__Data for this task__.
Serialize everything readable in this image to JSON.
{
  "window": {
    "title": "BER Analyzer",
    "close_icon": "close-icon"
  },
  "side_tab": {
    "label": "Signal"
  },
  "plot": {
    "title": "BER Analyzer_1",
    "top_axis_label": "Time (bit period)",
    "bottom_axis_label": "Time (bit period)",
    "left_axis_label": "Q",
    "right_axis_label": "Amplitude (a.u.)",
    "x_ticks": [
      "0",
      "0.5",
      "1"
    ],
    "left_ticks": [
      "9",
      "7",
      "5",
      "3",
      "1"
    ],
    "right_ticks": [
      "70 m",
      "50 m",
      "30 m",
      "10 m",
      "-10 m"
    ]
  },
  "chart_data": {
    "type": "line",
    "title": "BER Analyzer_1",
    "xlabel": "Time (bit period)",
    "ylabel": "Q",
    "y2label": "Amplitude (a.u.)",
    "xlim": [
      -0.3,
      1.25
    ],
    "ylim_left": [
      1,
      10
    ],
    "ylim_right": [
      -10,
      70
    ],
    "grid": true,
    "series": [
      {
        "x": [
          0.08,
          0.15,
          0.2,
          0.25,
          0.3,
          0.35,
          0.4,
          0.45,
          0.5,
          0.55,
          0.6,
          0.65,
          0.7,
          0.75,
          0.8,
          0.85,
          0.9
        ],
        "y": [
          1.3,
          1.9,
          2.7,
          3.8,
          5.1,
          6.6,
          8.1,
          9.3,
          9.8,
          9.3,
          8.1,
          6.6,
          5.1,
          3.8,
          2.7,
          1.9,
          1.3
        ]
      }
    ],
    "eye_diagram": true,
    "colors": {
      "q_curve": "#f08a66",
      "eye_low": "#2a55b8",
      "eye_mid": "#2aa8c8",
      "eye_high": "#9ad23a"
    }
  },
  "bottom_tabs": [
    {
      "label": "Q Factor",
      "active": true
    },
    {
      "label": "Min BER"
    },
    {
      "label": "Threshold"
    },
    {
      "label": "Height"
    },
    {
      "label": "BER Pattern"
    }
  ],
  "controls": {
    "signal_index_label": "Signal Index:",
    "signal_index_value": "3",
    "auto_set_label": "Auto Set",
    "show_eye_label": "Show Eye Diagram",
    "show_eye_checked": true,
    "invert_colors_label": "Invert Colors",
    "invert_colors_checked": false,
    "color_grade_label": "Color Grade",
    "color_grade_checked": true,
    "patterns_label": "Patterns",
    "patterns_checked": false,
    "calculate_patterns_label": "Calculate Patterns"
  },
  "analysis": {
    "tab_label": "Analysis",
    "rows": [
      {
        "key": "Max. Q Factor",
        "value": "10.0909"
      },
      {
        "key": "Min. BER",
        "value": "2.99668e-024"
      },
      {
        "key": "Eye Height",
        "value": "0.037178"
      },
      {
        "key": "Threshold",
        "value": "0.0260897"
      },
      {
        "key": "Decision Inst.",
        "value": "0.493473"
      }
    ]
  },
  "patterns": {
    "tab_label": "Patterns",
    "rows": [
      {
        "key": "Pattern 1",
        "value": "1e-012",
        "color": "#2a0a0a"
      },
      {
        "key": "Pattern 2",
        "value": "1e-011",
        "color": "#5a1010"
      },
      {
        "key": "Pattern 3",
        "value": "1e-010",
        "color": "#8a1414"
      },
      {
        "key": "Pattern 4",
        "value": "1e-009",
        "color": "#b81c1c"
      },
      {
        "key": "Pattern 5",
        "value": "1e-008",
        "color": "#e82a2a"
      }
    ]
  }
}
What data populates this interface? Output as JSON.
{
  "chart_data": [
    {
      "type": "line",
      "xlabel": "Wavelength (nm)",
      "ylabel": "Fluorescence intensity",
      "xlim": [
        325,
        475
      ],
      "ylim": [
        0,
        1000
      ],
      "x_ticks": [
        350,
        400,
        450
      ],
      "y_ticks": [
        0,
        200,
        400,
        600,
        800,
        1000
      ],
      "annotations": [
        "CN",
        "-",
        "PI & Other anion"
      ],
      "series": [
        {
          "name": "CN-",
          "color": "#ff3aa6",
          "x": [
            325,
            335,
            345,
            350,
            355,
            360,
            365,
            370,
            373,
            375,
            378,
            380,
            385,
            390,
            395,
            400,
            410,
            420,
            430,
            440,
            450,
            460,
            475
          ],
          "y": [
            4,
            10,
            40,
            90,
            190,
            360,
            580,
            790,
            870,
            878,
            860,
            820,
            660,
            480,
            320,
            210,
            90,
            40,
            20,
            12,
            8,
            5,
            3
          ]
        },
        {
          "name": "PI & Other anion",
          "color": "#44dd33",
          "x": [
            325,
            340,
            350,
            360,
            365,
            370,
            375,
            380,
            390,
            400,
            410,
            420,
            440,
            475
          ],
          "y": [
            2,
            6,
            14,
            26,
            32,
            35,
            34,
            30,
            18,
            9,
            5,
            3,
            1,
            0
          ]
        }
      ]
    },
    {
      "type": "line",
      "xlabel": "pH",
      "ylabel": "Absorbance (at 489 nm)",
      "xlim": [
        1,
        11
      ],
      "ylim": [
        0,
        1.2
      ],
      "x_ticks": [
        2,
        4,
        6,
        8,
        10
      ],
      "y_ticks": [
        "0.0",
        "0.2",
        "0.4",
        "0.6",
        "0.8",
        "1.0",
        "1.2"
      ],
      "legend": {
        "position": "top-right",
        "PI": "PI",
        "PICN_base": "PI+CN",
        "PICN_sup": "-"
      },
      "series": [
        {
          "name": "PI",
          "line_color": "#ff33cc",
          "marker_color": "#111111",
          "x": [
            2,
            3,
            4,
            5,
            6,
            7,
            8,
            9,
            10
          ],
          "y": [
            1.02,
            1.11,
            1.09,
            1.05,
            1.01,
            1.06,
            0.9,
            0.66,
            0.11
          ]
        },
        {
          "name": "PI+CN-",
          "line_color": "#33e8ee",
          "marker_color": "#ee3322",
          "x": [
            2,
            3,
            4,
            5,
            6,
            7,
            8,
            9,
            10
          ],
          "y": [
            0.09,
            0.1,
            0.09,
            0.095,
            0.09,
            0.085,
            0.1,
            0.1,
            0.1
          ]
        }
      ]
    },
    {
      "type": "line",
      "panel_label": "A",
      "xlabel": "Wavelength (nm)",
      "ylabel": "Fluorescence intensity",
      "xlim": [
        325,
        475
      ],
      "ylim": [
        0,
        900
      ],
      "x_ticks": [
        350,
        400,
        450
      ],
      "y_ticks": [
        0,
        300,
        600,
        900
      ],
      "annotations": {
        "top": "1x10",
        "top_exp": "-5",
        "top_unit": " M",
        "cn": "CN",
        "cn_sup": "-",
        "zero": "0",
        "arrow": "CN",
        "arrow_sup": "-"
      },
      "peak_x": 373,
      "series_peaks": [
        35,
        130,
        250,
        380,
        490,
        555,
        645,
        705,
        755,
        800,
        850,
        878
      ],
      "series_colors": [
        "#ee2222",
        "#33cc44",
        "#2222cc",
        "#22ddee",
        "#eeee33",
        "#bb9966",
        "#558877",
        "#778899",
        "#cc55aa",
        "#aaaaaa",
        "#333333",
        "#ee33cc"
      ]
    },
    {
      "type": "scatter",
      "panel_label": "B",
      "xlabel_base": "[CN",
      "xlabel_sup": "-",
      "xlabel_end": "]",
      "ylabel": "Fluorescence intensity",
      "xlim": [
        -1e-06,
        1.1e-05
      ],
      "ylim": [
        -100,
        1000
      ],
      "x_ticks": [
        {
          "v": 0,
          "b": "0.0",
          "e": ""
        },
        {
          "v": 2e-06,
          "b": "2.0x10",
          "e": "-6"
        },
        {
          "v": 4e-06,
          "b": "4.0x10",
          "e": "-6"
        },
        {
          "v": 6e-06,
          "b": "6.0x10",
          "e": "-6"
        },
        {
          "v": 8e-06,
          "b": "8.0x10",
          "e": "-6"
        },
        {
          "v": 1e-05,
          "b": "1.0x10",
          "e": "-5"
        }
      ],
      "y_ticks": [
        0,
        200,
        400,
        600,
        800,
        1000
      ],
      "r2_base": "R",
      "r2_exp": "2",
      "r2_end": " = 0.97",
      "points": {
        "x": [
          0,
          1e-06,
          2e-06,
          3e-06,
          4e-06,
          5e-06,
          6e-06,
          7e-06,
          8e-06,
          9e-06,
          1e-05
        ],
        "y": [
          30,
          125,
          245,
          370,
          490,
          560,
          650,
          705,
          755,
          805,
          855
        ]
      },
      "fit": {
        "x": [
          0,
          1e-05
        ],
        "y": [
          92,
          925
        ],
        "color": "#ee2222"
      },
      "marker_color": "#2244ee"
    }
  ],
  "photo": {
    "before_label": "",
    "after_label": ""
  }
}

__The request__.
Scan the material above for the string "false" and return the lines that hold it.

__Solution for this exercise__.
    "invert_colors_checked": false,
    "patterns_checked": false,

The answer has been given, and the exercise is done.